*WORK TO DO*: Copy all the entries below exactly, but not the pictures.

[Stored data entries]
[START]

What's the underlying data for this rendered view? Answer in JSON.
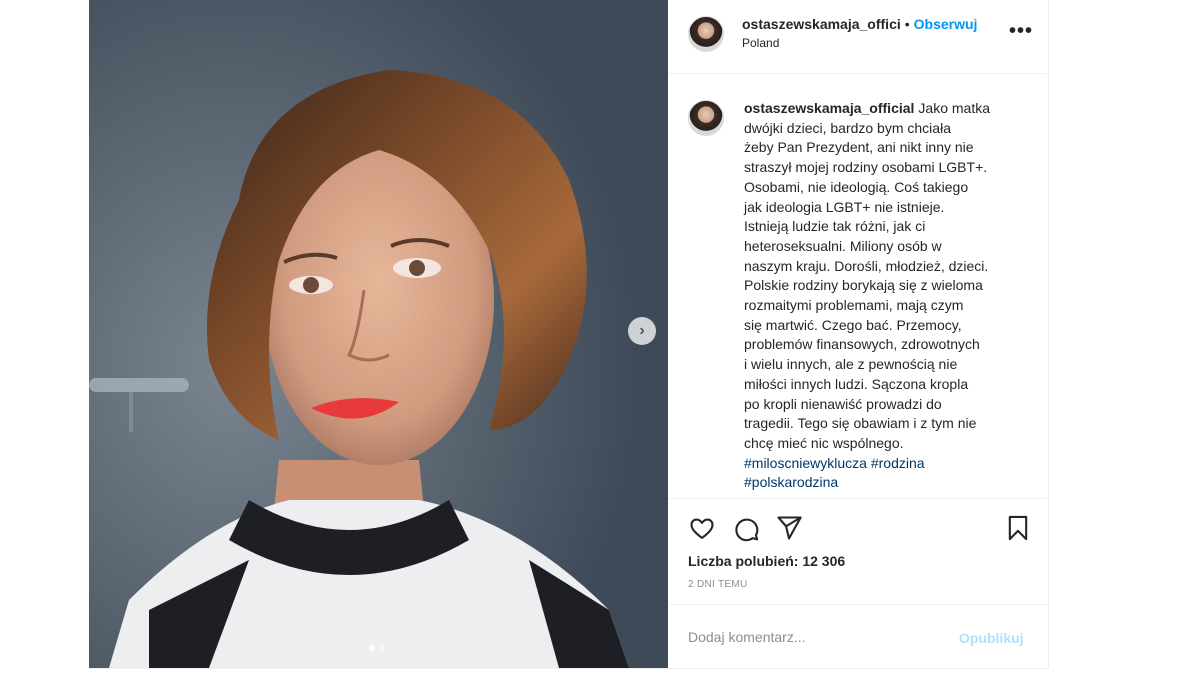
{
  "post": {
    "username": "ostaszewskamaja_offici",
    "separator": "•",
    "follow_label": "Obserwuj",
    "location": "Poland",
    "more_label": "•••"
  },
  "caption": {
    "username": "ostaszewskamaja_official",
    "lines": [
      "Jako matka",
      "dwójki dzieci, bardzo bym chciała",
      "żeby Pan Prezydent, ani nikt inny nie",
      "straszył mojej rodziny osobami LGBT+.",
      "Osobami, nie ideologią. Coś takiego",
      "jak ideologia LGBT+ nie istnieje.",
      "Istnieją ludzie tak różni, jak ci",
      "heteroseksualni. Miliony osób w",
      "naszym kraju. Dorośli, młodzież, dzieci.",
      "Polskie rodziny borykają się z wieloma",
      "rozmaitymi problemami, mają czym",
      "się martwić. Czego bać. Przemocy,",
      "problemów finansowych, zdrowotnych",
      "i wielu innych, ale z pewnością nie",
      "miłości innych ludzi. Sączona kropla",
      "po kropli nienawiść prowadzi do",
      "tragedii. Tego się obawiam i z tym nie",
      "chcę mieć nic wspólnego."
    ],
    "hashtags": [
      "#miloscniewyklucza",
      "#rodzina",
      "#polskarodzina"
    ]
  },
  "actions": {
    "likes_text": "Liczba polubień: 12 306",
    "time_ago": "2 DNI TEMU"
  },
  "comment": {
    "placeholder": "Dodaj komentarz...",
    "publish_label": "Opublikuj"
  },
  "carousel": {
    "next_icon": "›",
    "slide_count": 2,
    "active_slide": 1
  },
  "colors": {
    "accent": "#0095f6",
    "hashtag": "#00376b",
    "muted": "#8e8e8e",
    "publish_disabled": "#b2dffc"
  }
}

[END]

*COMPLETE ANSWER*:
What's the underlying data for this rendered view? Answer in JSON.
{
  "post": {
    "username": "ostaszewskamaja_offici",
    "separator": "•",
    "follow_label": "Obserwuj",
    "location": "Poland",
    "more_label": "•••"
  },
  "caption": {
    "username": "ostaszewskamaja_official",
    "lines": [
      "Jako matka",
      "dwójki dzieci, bardzo bym chciała",
      "żeby Pan Prezydent, ani nikt inny nie",
      "straszył mojej rodziny osobami LGBT+.",
      "Osobami, nie ideologią. Coś takiego",
      "jak ideologia LGBT+ nie istnieje.",
      "Istnieją ludzie tak różni, jak ci",
      "heteroseksualni. Miliony osób w",
      "naszym kraju. Dorośli, młodzież, dzieci.",
      "Polskie rodziny borykają się z wieloma",
      "rozmaitymi problemami, mają czym",
      "się martwić. Czego bać. Przemocy,",
      "problemów finansowych, zdrowotnych",
      "i wielu innych, ale z pewnością nie",
      "miłości innych ludzi. Sączona kropla",
      "po kropli nienawiść prowadzi do",
      "tragedii. Tego się obawiam i z tym nie",
      "chcę mieć nic wspólnego."
    ],
    "hashtags": [
      "#miloscniewyklucza",
      "#rodzina",
      "#polskarodzina"
    ]
  },
  "actions": {
    "likes_text": "Liczba polubień: 12 306",
    "time_ago": "2 DNI TEMU"
  },
  "comment": {
    "placeholder": "Dodaj komentarz...",
    "publish_label": "Opublikuj"
  },
  "carousel": {
    "next_icon": "›",
    "slide_count": 2,
    "active_slide": 1
  },
  "colors": {
    "accent": "#0095f6",
    "hashtag": "#00376b",
    "muted": "#8e8e8e",
    "publish_disabled": "#b2dffc"
  }
}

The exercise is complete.